▶ Work instructions:
Each line that includes the word "text" counts once; give the total and nothing more.
--- START OF Provided records ---
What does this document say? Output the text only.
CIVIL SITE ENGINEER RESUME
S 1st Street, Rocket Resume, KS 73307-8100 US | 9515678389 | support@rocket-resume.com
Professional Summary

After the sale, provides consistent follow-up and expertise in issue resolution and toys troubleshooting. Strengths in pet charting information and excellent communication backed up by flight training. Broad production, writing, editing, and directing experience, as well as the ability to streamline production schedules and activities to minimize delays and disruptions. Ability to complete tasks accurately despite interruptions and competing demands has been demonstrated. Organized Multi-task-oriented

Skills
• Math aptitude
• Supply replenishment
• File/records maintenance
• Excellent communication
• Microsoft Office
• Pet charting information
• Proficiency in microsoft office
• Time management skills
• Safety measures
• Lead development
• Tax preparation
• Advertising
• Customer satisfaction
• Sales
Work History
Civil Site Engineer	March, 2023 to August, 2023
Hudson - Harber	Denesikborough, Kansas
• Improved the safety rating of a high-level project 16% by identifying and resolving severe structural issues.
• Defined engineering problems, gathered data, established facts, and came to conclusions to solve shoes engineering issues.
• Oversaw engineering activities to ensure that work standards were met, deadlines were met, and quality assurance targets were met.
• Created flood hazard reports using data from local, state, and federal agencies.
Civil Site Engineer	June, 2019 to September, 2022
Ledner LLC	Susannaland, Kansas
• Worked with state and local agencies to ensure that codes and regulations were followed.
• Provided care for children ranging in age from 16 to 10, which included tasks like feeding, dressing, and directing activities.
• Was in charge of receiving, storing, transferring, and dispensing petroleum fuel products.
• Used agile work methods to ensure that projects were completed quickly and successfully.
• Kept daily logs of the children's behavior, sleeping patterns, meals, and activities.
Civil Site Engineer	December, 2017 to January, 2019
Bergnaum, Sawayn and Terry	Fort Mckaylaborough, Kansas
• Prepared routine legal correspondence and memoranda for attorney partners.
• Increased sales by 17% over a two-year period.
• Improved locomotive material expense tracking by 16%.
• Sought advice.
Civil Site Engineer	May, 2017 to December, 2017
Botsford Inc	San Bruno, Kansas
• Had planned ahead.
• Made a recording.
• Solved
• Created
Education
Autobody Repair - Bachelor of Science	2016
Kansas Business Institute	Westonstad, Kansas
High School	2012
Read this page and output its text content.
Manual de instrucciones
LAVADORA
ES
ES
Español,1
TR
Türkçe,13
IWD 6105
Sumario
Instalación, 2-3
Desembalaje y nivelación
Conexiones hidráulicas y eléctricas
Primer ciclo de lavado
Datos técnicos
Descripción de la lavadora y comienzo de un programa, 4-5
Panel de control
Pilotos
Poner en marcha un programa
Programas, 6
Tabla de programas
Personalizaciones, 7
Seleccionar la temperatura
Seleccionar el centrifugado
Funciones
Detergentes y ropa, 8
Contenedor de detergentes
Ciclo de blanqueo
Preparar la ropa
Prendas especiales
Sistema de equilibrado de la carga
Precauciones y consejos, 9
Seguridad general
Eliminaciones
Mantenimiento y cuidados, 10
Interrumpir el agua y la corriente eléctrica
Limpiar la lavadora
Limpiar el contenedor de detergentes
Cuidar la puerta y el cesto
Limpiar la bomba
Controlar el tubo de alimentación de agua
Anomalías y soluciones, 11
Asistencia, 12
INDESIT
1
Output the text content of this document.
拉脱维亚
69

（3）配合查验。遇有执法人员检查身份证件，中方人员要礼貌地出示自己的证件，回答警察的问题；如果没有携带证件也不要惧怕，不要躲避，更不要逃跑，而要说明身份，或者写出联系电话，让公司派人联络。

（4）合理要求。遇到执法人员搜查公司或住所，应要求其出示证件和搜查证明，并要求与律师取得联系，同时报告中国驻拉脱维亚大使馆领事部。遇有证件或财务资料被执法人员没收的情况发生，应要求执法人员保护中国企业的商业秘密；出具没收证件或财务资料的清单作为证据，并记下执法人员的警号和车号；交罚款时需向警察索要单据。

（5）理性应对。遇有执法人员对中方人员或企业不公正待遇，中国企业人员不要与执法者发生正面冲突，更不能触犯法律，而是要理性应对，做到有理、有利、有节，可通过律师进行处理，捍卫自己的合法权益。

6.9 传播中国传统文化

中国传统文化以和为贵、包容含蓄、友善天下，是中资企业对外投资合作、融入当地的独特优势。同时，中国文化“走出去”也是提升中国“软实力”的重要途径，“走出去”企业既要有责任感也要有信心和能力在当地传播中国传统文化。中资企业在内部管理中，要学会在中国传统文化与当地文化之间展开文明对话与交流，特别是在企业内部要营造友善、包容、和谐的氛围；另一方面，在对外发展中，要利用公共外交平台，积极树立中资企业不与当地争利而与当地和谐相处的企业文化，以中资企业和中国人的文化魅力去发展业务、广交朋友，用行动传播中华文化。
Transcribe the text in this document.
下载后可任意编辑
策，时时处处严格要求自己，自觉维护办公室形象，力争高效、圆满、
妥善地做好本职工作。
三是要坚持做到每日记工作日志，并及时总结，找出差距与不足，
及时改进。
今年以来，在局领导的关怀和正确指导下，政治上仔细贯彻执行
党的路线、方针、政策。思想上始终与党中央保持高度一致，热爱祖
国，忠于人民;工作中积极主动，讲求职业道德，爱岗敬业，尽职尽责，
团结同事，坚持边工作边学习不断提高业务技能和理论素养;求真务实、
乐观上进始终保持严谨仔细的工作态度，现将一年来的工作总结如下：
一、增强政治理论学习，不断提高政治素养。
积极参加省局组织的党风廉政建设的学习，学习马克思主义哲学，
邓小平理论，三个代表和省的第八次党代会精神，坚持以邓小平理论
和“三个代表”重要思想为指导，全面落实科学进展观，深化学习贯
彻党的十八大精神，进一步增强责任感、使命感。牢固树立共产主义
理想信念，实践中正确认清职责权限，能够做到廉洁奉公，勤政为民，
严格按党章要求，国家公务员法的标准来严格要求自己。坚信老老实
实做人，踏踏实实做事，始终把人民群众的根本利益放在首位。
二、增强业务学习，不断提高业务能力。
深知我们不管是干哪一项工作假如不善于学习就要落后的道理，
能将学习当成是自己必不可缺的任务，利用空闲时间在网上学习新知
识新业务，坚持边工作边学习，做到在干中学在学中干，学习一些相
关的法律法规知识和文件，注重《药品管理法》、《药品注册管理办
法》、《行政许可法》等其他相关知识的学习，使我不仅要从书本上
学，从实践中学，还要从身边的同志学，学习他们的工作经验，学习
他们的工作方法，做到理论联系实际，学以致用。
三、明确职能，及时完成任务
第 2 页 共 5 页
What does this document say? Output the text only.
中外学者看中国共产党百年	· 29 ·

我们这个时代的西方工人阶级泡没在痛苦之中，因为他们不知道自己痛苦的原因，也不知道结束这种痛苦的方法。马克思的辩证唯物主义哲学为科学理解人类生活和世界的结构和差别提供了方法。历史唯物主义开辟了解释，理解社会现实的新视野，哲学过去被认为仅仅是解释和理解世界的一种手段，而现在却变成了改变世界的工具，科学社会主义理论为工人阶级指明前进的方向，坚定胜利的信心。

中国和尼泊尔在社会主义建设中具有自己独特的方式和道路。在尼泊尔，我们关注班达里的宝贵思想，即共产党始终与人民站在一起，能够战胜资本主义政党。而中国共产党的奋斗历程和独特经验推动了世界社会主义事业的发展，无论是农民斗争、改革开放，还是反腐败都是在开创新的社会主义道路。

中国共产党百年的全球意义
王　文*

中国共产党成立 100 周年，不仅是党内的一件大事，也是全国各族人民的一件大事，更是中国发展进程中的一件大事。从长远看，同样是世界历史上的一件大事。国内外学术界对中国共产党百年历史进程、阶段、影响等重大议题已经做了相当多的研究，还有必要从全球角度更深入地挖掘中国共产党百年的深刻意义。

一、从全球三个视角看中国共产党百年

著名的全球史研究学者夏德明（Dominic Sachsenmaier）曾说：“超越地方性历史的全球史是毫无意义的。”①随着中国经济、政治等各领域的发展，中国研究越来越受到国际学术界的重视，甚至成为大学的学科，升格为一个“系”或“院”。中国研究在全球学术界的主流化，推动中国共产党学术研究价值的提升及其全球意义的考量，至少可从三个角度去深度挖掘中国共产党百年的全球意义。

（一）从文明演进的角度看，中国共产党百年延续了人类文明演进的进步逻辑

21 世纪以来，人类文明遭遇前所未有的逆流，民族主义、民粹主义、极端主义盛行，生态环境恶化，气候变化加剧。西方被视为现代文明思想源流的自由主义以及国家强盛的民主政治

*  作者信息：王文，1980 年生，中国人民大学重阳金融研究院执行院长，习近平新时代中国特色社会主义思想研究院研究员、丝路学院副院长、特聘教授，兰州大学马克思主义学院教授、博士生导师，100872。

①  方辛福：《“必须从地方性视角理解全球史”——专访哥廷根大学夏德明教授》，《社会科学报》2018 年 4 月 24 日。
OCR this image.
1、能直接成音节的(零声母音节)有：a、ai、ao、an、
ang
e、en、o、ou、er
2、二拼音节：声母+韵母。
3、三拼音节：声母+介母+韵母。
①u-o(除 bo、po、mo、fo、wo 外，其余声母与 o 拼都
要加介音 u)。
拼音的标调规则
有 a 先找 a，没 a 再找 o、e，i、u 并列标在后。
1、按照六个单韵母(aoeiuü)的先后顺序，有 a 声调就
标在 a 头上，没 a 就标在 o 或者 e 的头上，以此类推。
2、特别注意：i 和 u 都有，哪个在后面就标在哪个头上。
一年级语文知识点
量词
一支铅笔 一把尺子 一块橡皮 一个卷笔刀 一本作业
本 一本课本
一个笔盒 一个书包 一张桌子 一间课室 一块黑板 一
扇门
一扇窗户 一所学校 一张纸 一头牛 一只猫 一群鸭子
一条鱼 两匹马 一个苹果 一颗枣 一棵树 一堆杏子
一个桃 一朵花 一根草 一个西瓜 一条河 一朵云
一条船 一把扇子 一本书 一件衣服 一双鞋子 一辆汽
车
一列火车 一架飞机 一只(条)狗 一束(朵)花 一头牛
--- END OF Provided records ---
▶ Expected answer:
5